> _REQUIRED ACTION 1_:
In the liposome passage below, at what temperature does the Thermodox™ formulation release its cargo?
> _REQUIRED ACTION 2_:
List the alternative strategies that the liposome passage below says have been reported to enhance the stability of temperature-sensitive liposomes.

Temperature-sensitive liposomes were initially proposed containing 1,2-dipalmitoyl-sn-glycero-3-phosphocholine (DPPC) with a phase transition of T_m = ∼41°C and multiple formulations containing DPPC have been proposed (24, 25). The incorporation of lyso-phospholipids in DPPC-based liposomes decreases the phase transition temperature and speeds the release of the cargo, likely due to the creation of local defects within the lipid bilayer (26). The Thermodox™ formulation, with the incorporation of a lyso-phospholipid, releases at a clinically desirable temperature of ∼39°C. The incorporation of the lyso-phospholipids also enhances the ion permeability and drug release rates at the membrane phase transition (27). Unfortunately, using the conventional ammonium sulfate loading, liposomes containing lyso-phospholipids also rapidly release their cargo within the blood pool. As a result, while local delivery can be achieved within tens of minutes after injection, the dose limiting toxicities of such formulations have typically limited their application to single dose administration. Although the pre-clinical data using Thermodox has been very exciting, this activatable doxorubicin formulation reportedly failed to meet its primary endpoint in the Phase III HEAT Study in patients with hepatocellular carcinoma (HCC). Yet, in spite of this setback, the potential for temperature-sensitive vehicles to have a significant impact on the concentration and penetration of drugs within solid tumors is substantial. Although early clinical studies have typically been limited to one-time treatment, with new formulations repeated treatment should be feasible and the resulting clinical impact enhanced. Multiple alternative formulations have been proposed and compared and have been shown to enhance circulation time (25, 28–30). Alternative strategies using metal-drug complexes, a Brij surfactant and phosphatidylglycerol have been reported to enhance the stability of temperature-sensitive liposomes and are promising alternatives for future investigation. The ultrasound parameters used to enhance delivery with temperature-sensitive liposomes have also varied widely with the center frequency typically ranging from 1 to 3 MHz and duty cycle ranging from ∼10 to 100% (20, 31, 32).

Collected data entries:
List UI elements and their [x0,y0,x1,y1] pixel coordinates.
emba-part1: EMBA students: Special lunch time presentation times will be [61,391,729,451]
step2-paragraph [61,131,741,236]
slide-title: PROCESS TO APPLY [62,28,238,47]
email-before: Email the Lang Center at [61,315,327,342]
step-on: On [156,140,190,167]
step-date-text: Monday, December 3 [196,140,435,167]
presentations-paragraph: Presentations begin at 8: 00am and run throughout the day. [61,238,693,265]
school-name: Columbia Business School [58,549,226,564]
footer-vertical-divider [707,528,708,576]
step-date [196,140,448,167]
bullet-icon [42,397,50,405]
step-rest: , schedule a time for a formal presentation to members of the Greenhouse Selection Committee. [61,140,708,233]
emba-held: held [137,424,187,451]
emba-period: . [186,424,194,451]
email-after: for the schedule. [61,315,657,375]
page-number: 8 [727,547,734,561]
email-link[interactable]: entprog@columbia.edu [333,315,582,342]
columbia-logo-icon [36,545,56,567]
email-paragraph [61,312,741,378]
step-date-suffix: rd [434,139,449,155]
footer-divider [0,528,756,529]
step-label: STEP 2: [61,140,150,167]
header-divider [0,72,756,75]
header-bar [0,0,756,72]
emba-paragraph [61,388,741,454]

> _EXERCISE SOLUTION 1_:
About 39°C.

> _EXERCISE SOLUTION 2_:
- Metal-drug complexes
- A Brij surfactant
- Phosphatidylglycerol